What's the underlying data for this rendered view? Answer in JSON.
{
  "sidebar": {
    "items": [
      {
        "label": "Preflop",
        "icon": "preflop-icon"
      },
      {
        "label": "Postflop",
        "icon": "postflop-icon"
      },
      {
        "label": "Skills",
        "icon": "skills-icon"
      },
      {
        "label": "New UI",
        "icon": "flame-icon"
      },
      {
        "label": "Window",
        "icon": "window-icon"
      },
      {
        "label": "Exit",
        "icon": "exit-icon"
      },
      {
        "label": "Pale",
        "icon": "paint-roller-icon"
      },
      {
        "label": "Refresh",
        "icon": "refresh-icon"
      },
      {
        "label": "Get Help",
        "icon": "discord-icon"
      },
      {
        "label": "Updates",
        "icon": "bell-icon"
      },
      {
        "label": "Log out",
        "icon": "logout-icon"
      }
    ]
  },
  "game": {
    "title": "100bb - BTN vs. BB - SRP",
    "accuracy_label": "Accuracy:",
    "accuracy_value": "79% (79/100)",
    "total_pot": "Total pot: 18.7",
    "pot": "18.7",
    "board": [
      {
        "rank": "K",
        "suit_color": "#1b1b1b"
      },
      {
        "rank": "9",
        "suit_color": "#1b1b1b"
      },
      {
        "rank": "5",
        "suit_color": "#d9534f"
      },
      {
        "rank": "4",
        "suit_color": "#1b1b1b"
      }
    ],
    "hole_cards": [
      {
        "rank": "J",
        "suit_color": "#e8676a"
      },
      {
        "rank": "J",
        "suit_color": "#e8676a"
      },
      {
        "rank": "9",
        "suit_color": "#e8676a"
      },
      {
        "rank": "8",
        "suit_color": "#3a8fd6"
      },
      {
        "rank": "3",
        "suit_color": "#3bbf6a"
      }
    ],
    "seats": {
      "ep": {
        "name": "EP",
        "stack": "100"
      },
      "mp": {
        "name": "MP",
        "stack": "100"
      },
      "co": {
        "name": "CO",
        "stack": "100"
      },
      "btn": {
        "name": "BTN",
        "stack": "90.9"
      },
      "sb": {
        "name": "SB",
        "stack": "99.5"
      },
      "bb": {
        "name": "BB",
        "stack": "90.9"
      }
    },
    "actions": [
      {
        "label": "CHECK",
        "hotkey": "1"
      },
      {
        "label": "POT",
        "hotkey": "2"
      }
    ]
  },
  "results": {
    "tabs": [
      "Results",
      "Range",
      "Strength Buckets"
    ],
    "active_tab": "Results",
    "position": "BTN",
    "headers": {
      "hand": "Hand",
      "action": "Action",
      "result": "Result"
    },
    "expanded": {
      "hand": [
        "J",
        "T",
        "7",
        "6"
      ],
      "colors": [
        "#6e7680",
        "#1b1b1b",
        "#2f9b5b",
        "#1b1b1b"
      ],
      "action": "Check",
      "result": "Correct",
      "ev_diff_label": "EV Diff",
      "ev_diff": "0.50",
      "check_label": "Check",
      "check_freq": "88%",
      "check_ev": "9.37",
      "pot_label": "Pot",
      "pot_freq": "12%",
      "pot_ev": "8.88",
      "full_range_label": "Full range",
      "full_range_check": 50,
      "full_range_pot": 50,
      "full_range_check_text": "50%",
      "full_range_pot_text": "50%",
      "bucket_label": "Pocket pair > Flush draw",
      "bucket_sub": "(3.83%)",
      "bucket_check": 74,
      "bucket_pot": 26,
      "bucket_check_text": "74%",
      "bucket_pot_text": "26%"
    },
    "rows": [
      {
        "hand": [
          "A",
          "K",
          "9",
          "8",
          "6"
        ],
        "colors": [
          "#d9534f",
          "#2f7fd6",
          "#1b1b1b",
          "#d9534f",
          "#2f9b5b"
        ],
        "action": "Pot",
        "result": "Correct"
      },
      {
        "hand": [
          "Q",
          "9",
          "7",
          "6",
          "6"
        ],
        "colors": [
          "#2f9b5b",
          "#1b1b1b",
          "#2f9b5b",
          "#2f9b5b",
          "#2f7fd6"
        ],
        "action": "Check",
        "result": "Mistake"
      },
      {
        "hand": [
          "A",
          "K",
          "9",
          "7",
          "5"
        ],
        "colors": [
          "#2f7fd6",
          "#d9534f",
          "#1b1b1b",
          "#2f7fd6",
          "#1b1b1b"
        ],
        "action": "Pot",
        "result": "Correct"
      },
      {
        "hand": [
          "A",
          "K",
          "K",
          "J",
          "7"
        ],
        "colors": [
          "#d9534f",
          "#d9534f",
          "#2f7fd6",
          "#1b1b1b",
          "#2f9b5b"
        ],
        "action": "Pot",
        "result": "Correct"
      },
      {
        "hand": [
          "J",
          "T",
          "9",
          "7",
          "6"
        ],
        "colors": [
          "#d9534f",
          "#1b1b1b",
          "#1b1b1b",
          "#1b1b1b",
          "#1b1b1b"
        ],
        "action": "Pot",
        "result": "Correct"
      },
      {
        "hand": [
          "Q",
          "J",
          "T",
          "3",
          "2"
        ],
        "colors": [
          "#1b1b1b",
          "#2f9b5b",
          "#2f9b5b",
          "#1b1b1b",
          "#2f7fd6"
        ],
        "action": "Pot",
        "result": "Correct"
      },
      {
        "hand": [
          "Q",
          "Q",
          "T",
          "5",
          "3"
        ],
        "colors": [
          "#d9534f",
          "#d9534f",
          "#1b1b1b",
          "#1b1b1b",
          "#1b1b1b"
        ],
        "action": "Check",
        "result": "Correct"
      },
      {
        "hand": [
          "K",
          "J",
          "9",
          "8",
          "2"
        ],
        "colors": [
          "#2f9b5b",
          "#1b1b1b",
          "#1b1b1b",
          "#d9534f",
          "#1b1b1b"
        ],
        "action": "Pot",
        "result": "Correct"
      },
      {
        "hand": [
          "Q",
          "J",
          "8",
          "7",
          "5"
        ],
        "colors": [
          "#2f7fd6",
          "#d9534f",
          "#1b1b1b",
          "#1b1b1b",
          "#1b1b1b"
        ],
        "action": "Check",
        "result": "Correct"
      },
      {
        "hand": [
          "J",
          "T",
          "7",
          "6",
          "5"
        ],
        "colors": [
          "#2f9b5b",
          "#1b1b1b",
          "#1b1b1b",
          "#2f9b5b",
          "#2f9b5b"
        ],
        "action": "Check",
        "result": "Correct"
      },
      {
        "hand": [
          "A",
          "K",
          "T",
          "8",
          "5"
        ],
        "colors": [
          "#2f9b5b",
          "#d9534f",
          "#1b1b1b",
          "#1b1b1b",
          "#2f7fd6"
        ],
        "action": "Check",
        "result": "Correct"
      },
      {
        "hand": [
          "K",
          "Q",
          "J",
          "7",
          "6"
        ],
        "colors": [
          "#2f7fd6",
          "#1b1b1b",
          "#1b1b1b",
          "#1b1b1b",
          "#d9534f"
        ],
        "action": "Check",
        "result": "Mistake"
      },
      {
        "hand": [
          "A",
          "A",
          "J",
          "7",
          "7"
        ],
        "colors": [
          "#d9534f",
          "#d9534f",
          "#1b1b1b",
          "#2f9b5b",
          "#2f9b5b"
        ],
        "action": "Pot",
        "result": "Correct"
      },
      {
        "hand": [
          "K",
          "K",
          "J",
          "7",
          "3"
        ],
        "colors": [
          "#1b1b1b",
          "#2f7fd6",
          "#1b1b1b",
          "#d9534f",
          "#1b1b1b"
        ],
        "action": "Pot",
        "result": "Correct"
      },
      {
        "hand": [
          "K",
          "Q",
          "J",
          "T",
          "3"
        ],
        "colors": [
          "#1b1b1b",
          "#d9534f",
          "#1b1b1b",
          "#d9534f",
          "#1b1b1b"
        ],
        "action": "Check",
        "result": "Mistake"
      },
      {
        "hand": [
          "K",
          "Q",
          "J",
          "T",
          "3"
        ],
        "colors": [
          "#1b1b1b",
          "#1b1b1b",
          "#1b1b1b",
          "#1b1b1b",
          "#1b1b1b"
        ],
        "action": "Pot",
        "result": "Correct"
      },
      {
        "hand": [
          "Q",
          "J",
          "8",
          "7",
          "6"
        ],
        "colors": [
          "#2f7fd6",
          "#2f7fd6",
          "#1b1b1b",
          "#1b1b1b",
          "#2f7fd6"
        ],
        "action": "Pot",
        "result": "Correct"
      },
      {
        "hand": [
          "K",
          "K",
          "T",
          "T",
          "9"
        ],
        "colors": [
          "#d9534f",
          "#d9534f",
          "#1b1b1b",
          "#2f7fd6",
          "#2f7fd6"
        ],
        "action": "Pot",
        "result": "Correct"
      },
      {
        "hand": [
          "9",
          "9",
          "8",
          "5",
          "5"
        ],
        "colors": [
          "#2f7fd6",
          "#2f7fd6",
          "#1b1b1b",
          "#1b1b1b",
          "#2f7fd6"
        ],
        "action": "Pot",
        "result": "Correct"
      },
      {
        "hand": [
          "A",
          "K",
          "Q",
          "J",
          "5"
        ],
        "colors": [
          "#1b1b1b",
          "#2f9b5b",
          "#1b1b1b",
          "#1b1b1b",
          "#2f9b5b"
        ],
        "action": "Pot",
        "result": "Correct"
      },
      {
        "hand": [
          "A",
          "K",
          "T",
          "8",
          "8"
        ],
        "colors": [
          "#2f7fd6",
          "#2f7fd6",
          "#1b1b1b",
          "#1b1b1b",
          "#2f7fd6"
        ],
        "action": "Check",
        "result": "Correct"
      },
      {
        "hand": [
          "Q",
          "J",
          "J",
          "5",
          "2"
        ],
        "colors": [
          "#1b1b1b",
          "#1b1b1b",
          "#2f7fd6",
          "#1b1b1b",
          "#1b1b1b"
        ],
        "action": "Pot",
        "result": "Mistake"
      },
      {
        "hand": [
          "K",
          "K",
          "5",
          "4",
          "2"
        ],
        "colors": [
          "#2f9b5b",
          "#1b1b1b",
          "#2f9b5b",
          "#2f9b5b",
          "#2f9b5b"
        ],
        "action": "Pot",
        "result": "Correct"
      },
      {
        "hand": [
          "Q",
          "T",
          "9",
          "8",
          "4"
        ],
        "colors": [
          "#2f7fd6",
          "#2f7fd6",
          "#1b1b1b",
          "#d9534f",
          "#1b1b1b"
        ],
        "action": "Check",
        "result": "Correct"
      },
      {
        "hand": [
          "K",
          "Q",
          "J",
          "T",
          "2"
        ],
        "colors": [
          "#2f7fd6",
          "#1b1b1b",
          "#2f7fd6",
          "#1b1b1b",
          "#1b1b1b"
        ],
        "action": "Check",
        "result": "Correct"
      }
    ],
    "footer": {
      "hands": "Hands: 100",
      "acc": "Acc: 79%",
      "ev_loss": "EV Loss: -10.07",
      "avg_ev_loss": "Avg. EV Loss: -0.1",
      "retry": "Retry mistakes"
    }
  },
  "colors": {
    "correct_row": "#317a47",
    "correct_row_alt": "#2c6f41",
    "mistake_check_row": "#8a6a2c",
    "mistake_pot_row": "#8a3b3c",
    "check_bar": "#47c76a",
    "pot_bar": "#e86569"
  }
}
==================================================
§ **What the task requires**: From the listing above, copy out each line where the word "Loss" appears.

§ **Answer for this exercise**:
      "ev_loss": "EV Loss: -10.07",
      "avg_ev_loss": "Avg. EV Loss: -0.1",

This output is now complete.